◆ Stored records:

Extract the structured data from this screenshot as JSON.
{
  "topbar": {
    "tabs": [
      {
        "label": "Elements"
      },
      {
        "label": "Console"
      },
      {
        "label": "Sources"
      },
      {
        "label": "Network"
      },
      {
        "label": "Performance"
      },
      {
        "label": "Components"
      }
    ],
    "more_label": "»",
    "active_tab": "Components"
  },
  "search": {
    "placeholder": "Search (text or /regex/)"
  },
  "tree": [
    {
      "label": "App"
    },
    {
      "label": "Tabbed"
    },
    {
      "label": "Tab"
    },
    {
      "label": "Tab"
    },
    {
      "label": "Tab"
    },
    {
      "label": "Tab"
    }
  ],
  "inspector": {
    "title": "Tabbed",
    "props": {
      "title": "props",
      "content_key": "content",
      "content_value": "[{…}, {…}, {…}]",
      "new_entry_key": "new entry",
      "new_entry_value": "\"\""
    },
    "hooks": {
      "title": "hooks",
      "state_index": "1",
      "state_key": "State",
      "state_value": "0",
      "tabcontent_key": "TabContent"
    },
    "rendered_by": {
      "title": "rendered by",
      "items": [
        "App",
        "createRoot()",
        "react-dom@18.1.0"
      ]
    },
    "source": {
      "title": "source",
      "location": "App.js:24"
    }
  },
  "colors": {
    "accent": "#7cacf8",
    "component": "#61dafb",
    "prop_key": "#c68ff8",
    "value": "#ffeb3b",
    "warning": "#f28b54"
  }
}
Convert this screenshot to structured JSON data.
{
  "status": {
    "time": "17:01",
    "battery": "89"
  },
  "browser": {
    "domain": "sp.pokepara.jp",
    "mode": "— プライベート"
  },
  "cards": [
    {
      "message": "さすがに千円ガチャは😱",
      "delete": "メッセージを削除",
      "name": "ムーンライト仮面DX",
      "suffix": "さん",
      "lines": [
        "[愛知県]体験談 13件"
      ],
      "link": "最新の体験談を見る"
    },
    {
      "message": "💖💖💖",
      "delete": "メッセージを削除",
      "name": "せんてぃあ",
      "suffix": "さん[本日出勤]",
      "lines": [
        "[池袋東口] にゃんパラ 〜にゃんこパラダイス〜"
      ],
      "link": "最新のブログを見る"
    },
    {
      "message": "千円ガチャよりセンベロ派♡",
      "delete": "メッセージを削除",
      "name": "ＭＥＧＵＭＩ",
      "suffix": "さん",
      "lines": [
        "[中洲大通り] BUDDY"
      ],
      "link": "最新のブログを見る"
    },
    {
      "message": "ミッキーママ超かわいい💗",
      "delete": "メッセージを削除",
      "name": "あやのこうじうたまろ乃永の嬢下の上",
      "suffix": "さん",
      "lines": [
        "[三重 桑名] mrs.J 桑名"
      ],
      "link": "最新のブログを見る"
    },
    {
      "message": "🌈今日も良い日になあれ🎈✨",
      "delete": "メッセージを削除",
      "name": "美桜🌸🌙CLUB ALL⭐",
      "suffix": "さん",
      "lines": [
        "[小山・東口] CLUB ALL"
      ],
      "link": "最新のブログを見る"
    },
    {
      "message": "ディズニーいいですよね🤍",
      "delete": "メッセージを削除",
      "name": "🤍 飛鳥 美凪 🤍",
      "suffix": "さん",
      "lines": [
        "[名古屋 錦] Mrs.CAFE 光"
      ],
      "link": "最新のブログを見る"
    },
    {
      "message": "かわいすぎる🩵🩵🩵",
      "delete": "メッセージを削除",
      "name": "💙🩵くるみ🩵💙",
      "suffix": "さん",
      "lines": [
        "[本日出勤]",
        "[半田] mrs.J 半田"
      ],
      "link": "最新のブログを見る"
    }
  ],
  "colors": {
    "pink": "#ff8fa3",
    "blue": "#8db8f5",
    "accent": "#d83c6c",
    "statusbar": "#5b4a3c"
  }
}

◆ Task: Extract all lines from the data in which "this" is found.

◆ Answer to the task:
Extract the structured data from this screenshot as JSON.
Convert this screenshot to structured JSON data.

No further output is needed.